昭和六三年(1988)〜 (夫の速玉退職後)
    夫は四八歳で速玉製鋼を中途退職しました。そしてわけの分からない起業です。本当に振り回されました。
 資格を生かして保育園の保母になりました。生活の足しになり、子どもの学業費用にも役立ちました。空いた時間で(株)KSBのにわか経理担当をしました。
 あれから一〇年たって平成元年(1998)頃、やっと生活にゆとりが出てきました。テニスと趣味の俳句をはじめたのはその頃です。
 私の今の願いは、子供たちの幸せ、夫と一緒の海外旅行、そして仲間とのテニスです。全て健康であればこその楽しみです。
 夫との共通点はほとんどありませんが、苦しかったことは忘れ、楽しかったことはよく覚えている、これは共通しています。
§
=== 課題 A ===
本文によると、夫は何歳で速玉製鋼を中途退職しましたか。
=== 課題 B ===
本文のうち、「あれから一〇年たって平成元年」で始まり「いる、これは共通しています。」まで続く部分を、一字も変えずに書き写してください。

=== 提供資料 ===
§
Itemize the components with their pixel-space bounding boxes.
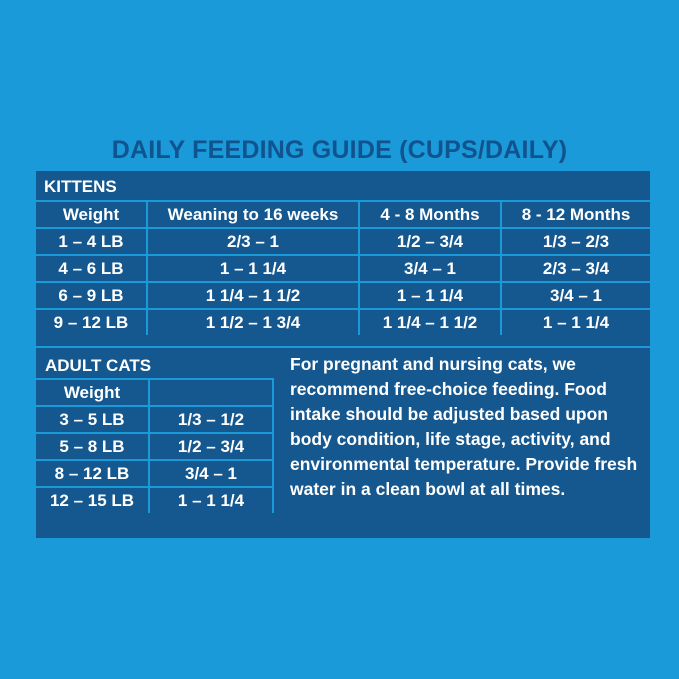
§
=== 正解 A ===
四八歳で中途退職しました。

=== 正解 B ===
あれから一〇年たって平成元年(1998)頃、やっと生活にゆとりが出てきました。テニスと趣味の俳句をはじめたのはその頃です。
 私の今の願いは、子供たちの幸せ、夫と一緒の海外旅行、そして仲間とのテニスです。全て健康であればこその楽しみです。
 夫との共通点はほとんどありませんが、苦しかったことは忘れ、楽しかったことはよく覚えている、これは共通しています。